» **Stated task**
Write the data out again exactly, dropping any images it holds.

» **Task input**
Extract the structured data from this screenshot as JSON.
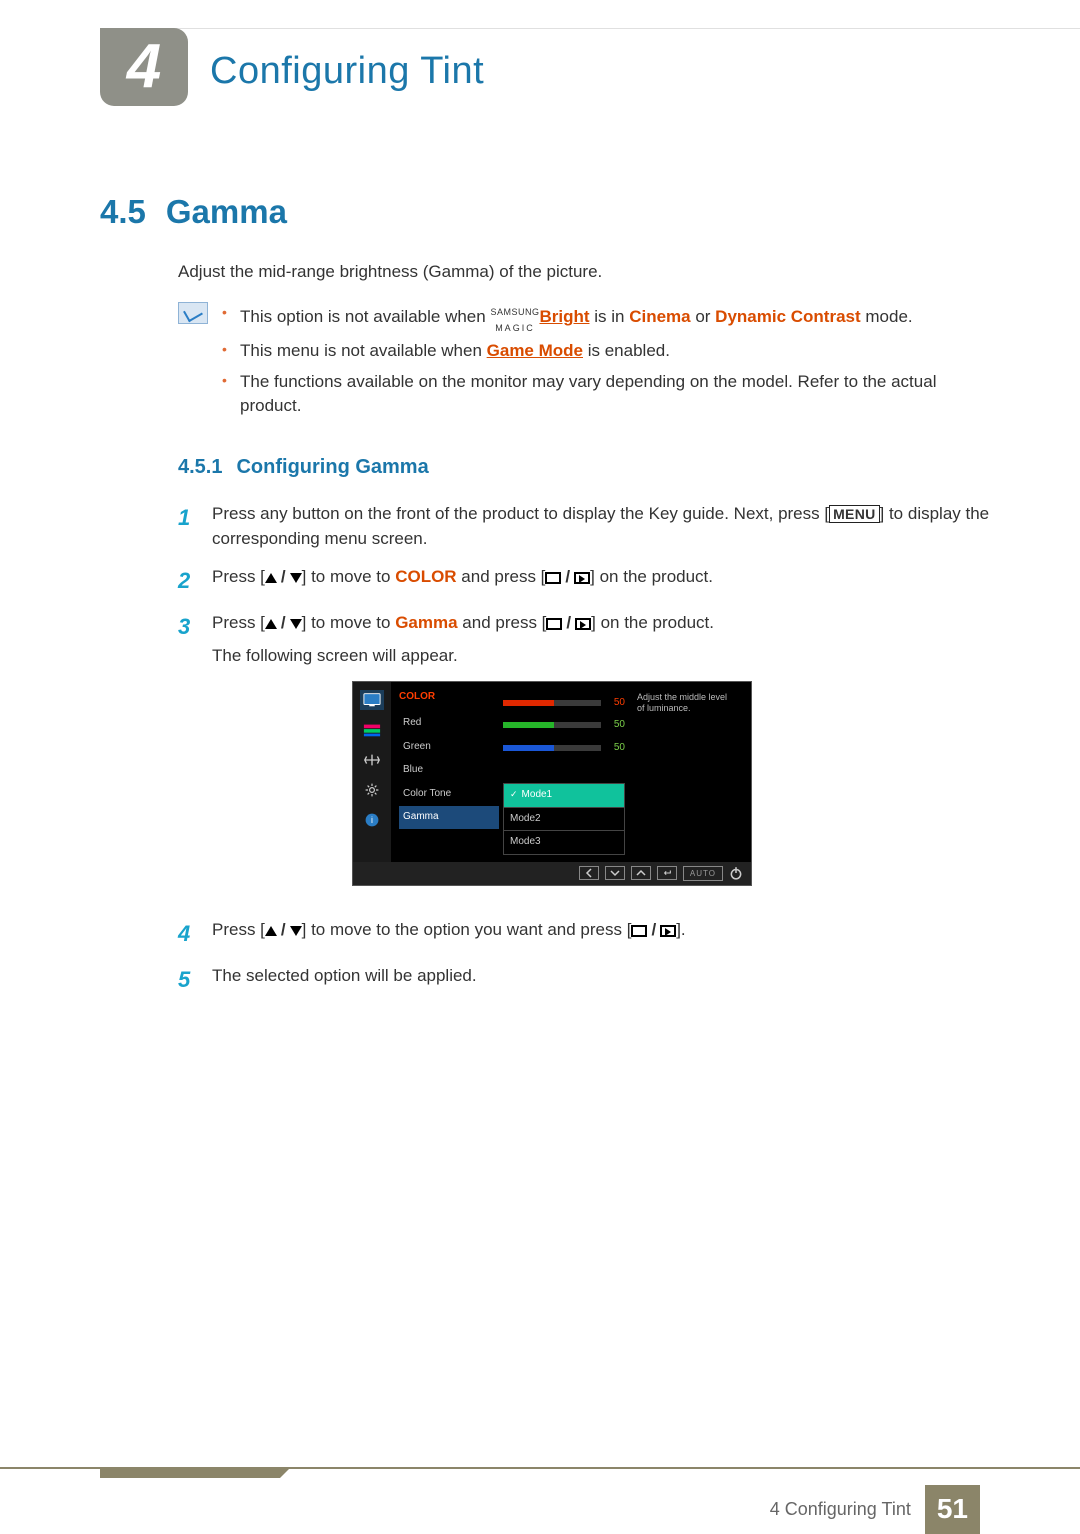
{
  "chapter": {
    "number": "4",
    "title": "Configuring Tint"
  },
  "section": {
    "number": "4.5",
    "title": "Gamma",
    "intro": "Adjust the mid-range brightness (Gamma) of the picture."
  },
  "notes": {
    "n1_a": "This option is not available when ",
    "magic_top": "SAMSUNG",
    "magic_bot": "MAGIC",
    "n1_b": "Bright",
    "n1_c": " is in ",
    "n1_d": "Cinema",
    "n1_e": " or ",
    "n1_f": "Dynamic Contrast",
    "n1_g": " mode.",
    "n2_a": "This menu is not available when ",
    "n2_b": "Game Mode",
    "n2_c": " is enabled.",
    "n3": "The functions available on the monitor may vary depending on the model. Refer to the actual product."
  },
  "subsection": {
    "number": "4.5.1",
    "title": "Configuring Gamma"
  },
  "steps": {
    "s1_a": "Press any button on the front of the product to display the Key guide. Next, press [",
    "s1_menu": "MENU",
    "s1_b": "] to display the corresponding menu screen.",
    "s2_a": "Press [",
    "s2_b": "] to move to ",
    "s2_c": "COLOR",
    "s2_d": " and press [",
    "s2_e": "] on the product.",
    "s3_a": "Press [",
    "s3_b": "] to move to ",
    "s3_c": "Gamma",
    "s3_d": " and press [",
    "s3_e": "] on the product.",
    "s3_appear": "The following screen will appear.",
    "s4_a": "Press [",
    "s4_b": "] to move to the option you want and press [",
    "s4_c": "].",
    "s5": "The selected option will be applied."
  },
  "osd": {
    "category": "COLOR",
    "items": {
      "red": "Red",
      "green": "Green",
      "blue": "Blue",
      "colortone": "Color Tone",
      "gamma": "Gamma"
    },
    "values": {
      "red": "50",
      "green": "50",
      "blue": "50"
    },
    "bars": {
      "red_pct": 52,
      "green_pct": 52,
      "blue_pct": 52
    },
    "modes": {
      "m1": "Mode1",
      "m2": "Mode2",
      "m3": "Mode3"
    },
    "help": "Adjust the middle level of luminance.",
    "auto": "AUTO"
  },
  "footer": {
    "label": "4 Configuring Tint",
    "page": "51"
  }
}
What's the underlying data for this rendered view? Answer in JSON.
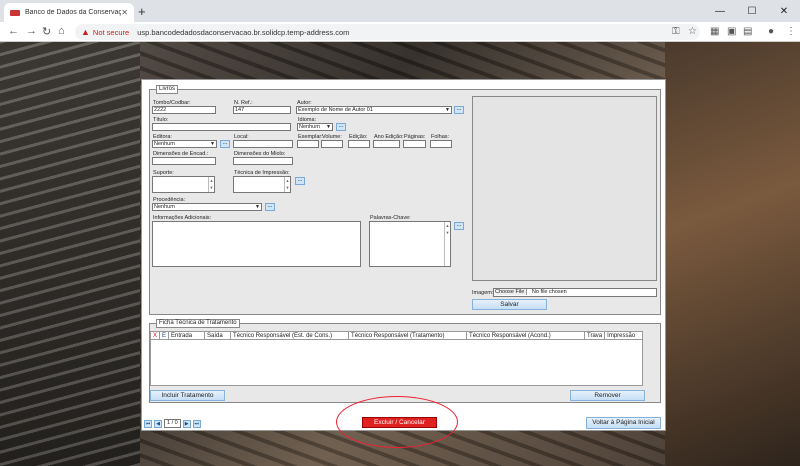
{
  "browser": {
    "tab_title": "Banco de Dados da Conservação",
    "new_tab": "+",
    "not_secure": "Not secure",
    "url": "usp.bancodedadosdaconservacao.br.solidcp.temp-address.com"
  },
  "livros": {
    "legend": "Livros",
    "tombo_label": "Tombo/Codbar:",
    "tombo_value": "2222",
    "nref_label": "N. Ref.:",
    "nref_value": "147",
    "autor_label": "Autor:",
    "autor_value": "Exemplo de Nome de Autor 01",
    "titulo_label": "Título:",
    "idioma_label": "Idioma:",
    "idioma_value": "Nenhum",
    "editora_label": "Editora:",
    "editora_value": "Nenhum",
    "local_label": "Local:",
    "exemplar_label": "Exemplar:",
    "volume_label": "Volume:",
    "edicao_label": "Edição:",
    "ano_label": "Ano Edição:",
    "paginas_label": "Páginas:",
    "folhas_label": "Folhas:",
    "dim_encad_label": "Dimensões de Encad.:",
    "dim_miolo_label": "Dimensões do Miolo:",
    "suporte_label": "Suporte:",
    "tecnica_label": "Técnica de Impressão:",
    "procedencia_label": "Procedência:",
    "procedencia_value": "Nenhum",
    "info_label": "Informações Adicionais:",
    "palavras_label": "Palavras-Chave:",
    "imagem_label": "Imagem:",
    "choose_file": "Choose File",
    "no_file": "No file chosen",
    "salvar": "Salvar",
    "dots": "..."
  },
  "ficha": {
    "legend": "Ficha Técnica de Tratamento",
    "headers": [
      "X",
      "E",
      "Entrada",
      "Saída",
      "Técnico Responsável (Est. de Cons.)",
      "Técnico Responsável (Tratamento)",
      "Técnico Responsável (Acond.)",
      "Trava",
      "Impressão"
    ],
    "incluir": "Incluir Tratamento",
    "remover": "Remover"
  },
  "footer": {
    "first": "⏮",
    "prev": "◀",
    "page": "1 / 0",
    "next": "▶",
    "last": "⏭",
    "excluir": "Excluir / Cancelar",
    "voltar": "Voltar à Página Inicial"
  }
}
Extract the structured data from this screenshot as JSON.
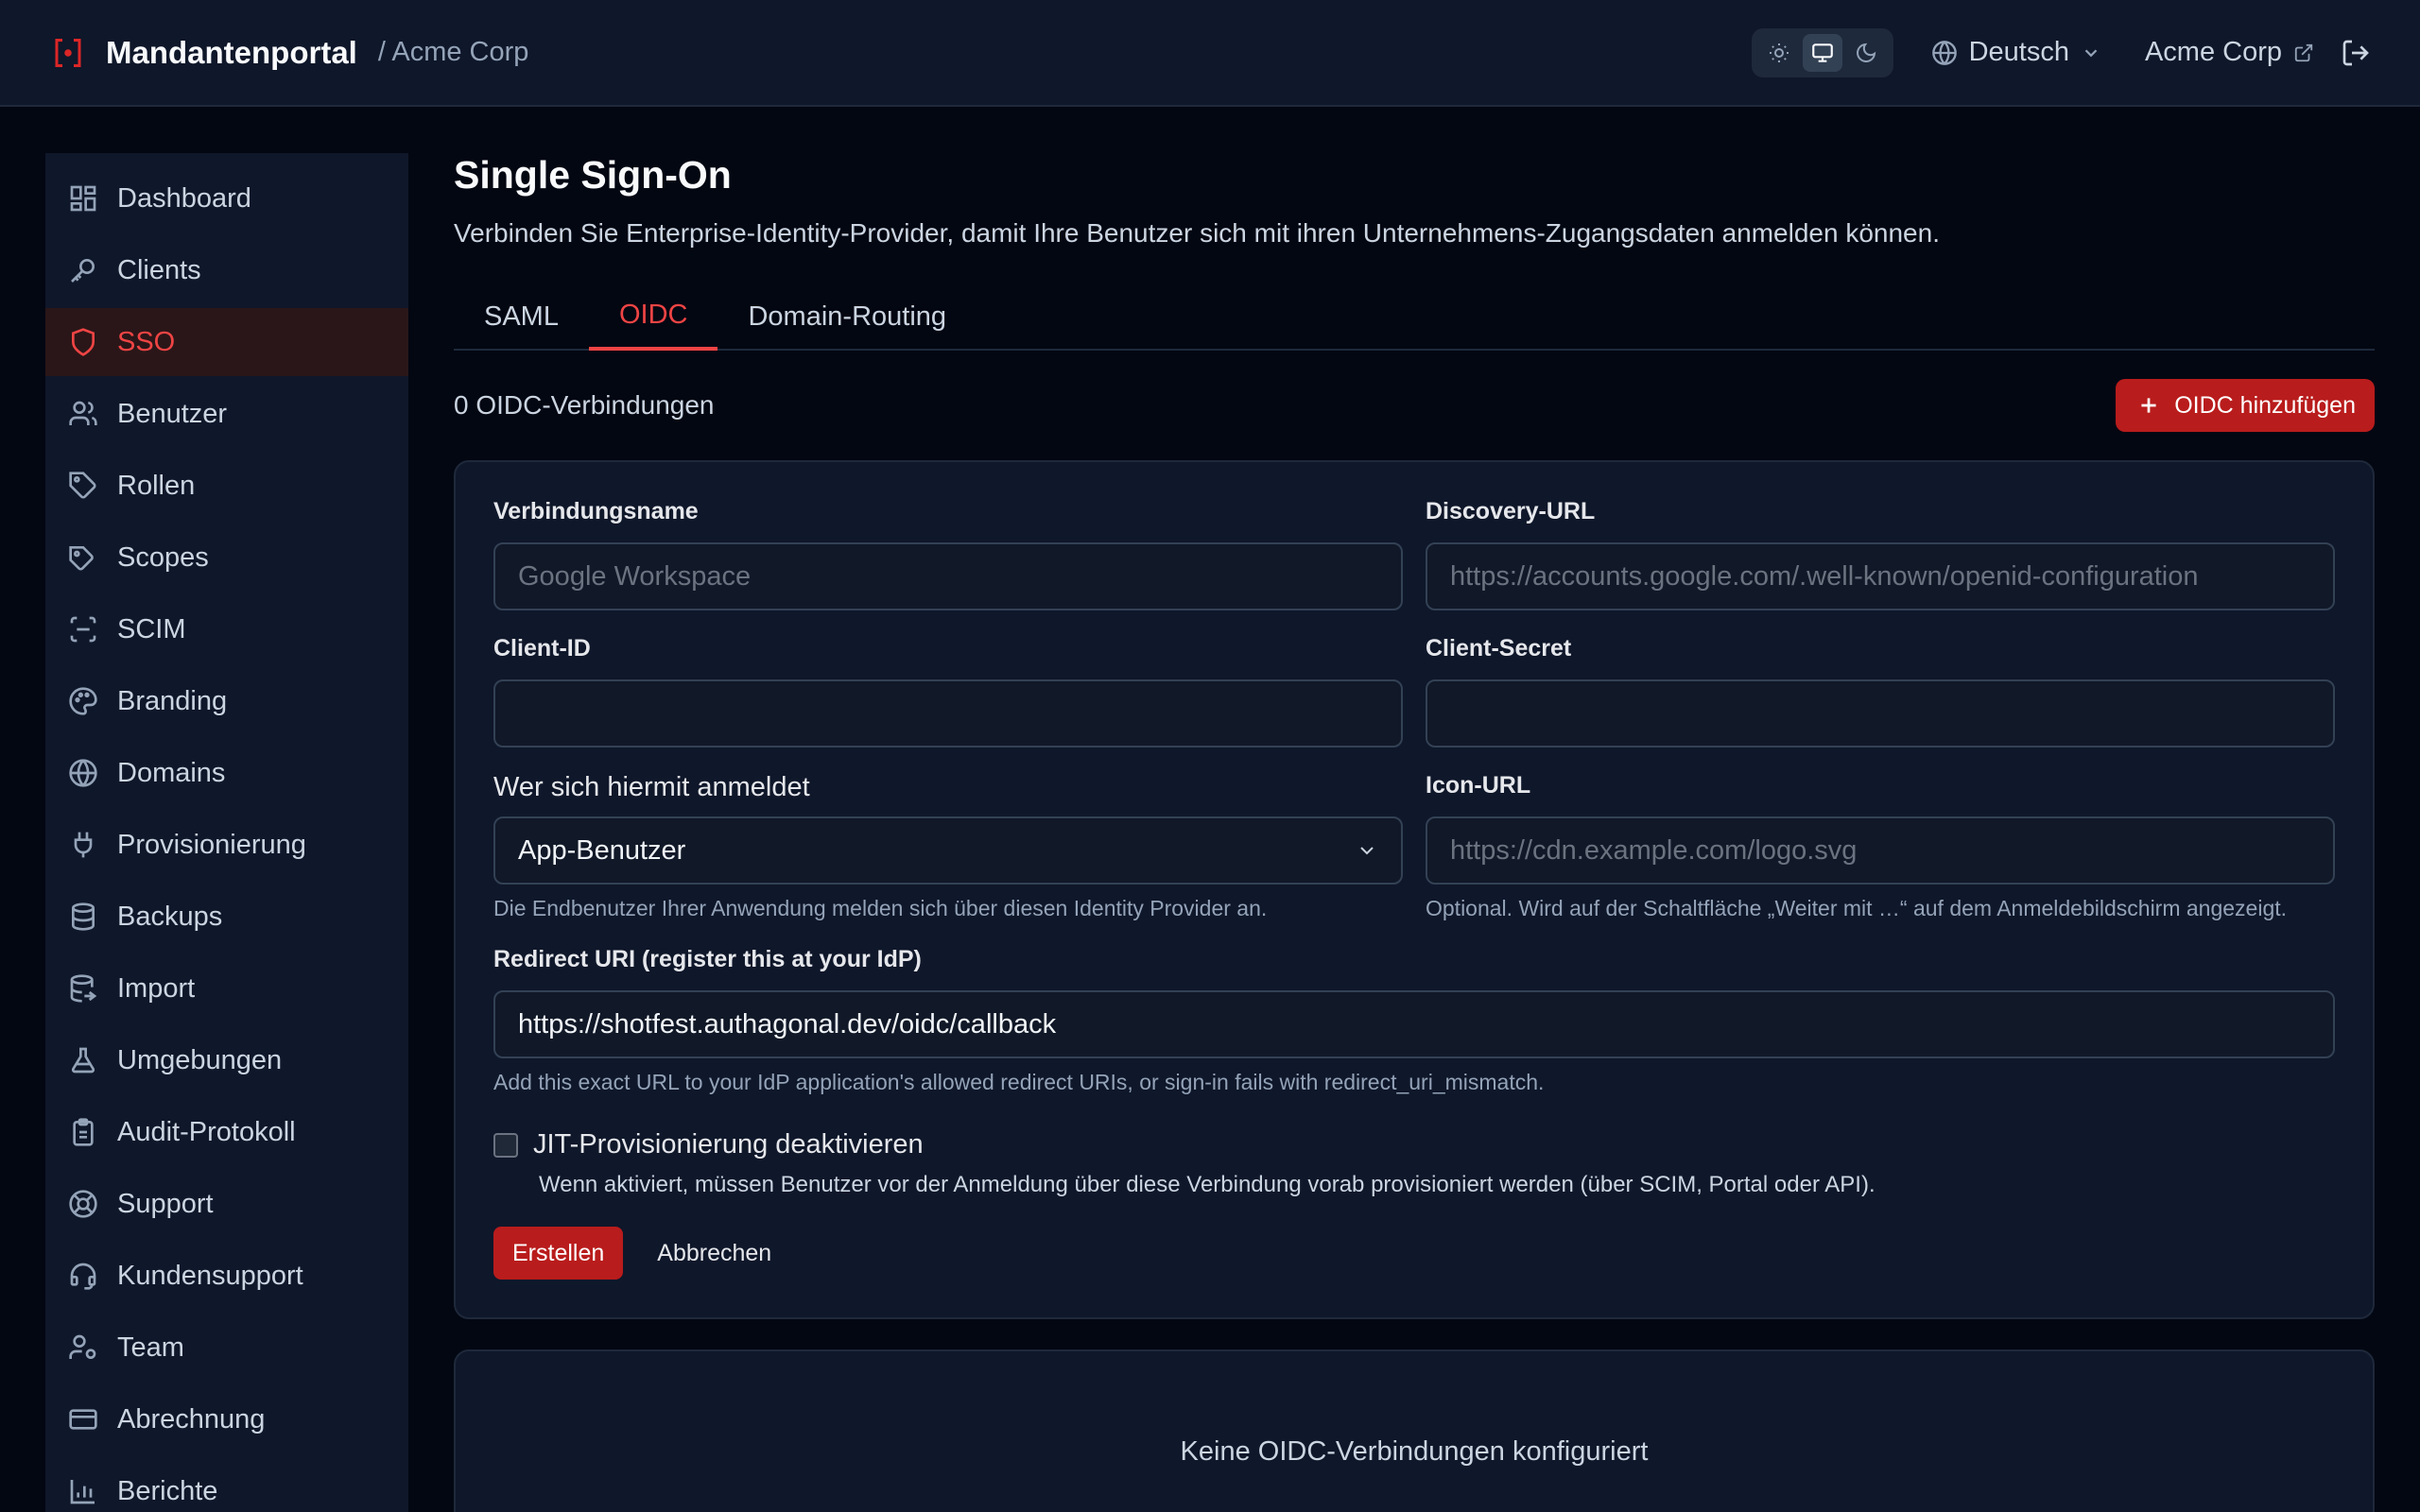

» **Answer below**
Extract the structured data from this screenshot as JSON.
{
  "chapter": {
    "number": "4",
    "title": "Configuring Tint"
  },
  "section": {
    "number": "4.5",
    "title": "Gamma",
    "intro": "Adjust the mid-range brightness (Gamma) of the picture."
  },
  "notes": {
    "n1_a": "This option is not available when ",
    "magic_top": "SAMSUNG",
    "magic_bot": "MAGIC",
    "n1_b": "Bright",
    "n1_c": " is in ",
    "n1_d": "Cinema",
    "n1_e": " or ",
    "n1_f": "Dynamic Contrast",
    "n1_g": " mode.",
    "n2_a": "This menu is not available when ",
    "n2_b": "Game Mode",
    "n2_c": " is enabled.",
    "n3": "The functions available on the monitor may vary depending on the model. Refer to the actual product."
  },
  "subsection": {
    "number": "4.5.1",
    "title": "Configuring Gamma"
  },
  "steps": {
    "s1_a": "Press any button on the front of the product to display the Key guide. Next, press [",
    "s1_menu": "MENU",
    "s1_b": "] to display the corresponding menu screen.",
    "s2_a": "Press [",
    "s2_b": "] to move to ",
    "s2_c": "COLOR",
    "s2_d": " and press [",
    "s2_e": "] on the product.",
    "s3_a": "Press [",
    "s3_b": "] to move to ",
    "s3_c": "Gamma",
    "s3_d": " and press [",
    "s3_e": "] on the product.",
    "s3_appear": "The following screen will appear.",
    "s4_a": "Press [",
    "s4_b": "] to move to the option you want and press [",
    "s4_c": "].",
    "s5": "The selected option will be applied."
  },
  "osd": {
    "category": "COLOR",
    "items": {
      "red": "Red",
      "green": "Green",
      "blue": "Blue",
      "colortone": "Color Tone",
      "gamma": "Gamma"
    },
    "values": {
      "red": "50",
      "green": "50",
      "blue": "50"
    },
    "bars": {
      "red_pct": 52,
      "green_pct": 52,
      "blue_pct": 52
    },
    "modes": {
      "m1": "Mode1",
      "m2": "Mode2",
      "m3": "Mode3"
    },
    "help": "Adjust the middle level of luminance.",
    "auto": "AUTO"
  },
  "footer": {
    "label": "4 Configuring Tint",
    "page": "51"
  }
}
What's the underlying data for this rendered view? Answer in JSON.
{
  "browser": {
    "tab_title": "Banco de Dados da Conservação",
    "new_tab": "+",
    "not_secure": "Not secure",
    "url": "usp.bancodedadosdaconservacao.br.solidcp.temp-address.com"
  },
  "livros": {
    "legend": "Livros",
    "tombo_label": "Tombo/Codbar:",
    "tombo_value": "2222",
    "nref_label": "N. Ref.:",
    "nref_value": "147",
    "autor_label": "Autor:",
    "autor_value": "Exemplo de Nome de Autor 01",
    "titulo_label": "Título:",
    "idioma_label": "Idioma:",
    "idioma_value": "Nenhum",
    "editora_label": "Editora:",
    "editora_value": "Nenhum",
    "local_label": "Local:",
    "exemplar_label": "Exemplar:",
    "volume_label": "Volume:",
    "edicao_label": "Edição:",
    "ano_label": "Ano Edição:",
    "paginas_label": "Páginas:",
    "folhas_label": "Folhas:",
    "dim_encad_label": "Dimensões de Encad.:",
    "dim_miolo_label": "Dimensões do Miolo:",
    "suporte_label": "Suporte:",
    "tecnica_label": "Técnica de Impressão:",
    "procedencia_label": "Procedência:",
    "procedencia_value": "Nenhum",
    "info_label": "Informações Adicionais:",
    "palavras_label": "Palavras-Chave:",
    "imagem_label": "Imagem:",
    "choose_file": "Choose File",
    "no_file": "No file chosen",
    "salvar": "Salvar",
    "dots": "..."
  },
  "ficha": {
    "legend": "Ficha Técnica de Tratamento",
    "headers": [
      "X",
      "E",
      "Entrada",
      "Saída",
      "Técnico Responsável (Est. de Cons.)",
      "Técnico Responsável (Tratamento)",
      "Técnico Responsável (Acond.)",
      "Trava",
      "Impressão"
    ],
    "incluir": "Incluir Tratamento",
    "remover": "Remover"
  },
  "footer": {
    "first": "⏮",
    "prev": "◀",
    "page": "1 / 0",
    "next": "▶",
    "last": "⏭",
    "excluir": "Excluir / Cancelar",
    "voltar": "Voltar à Página Inicial"
  }
}
Extract the structured data from this screenshot as JSON.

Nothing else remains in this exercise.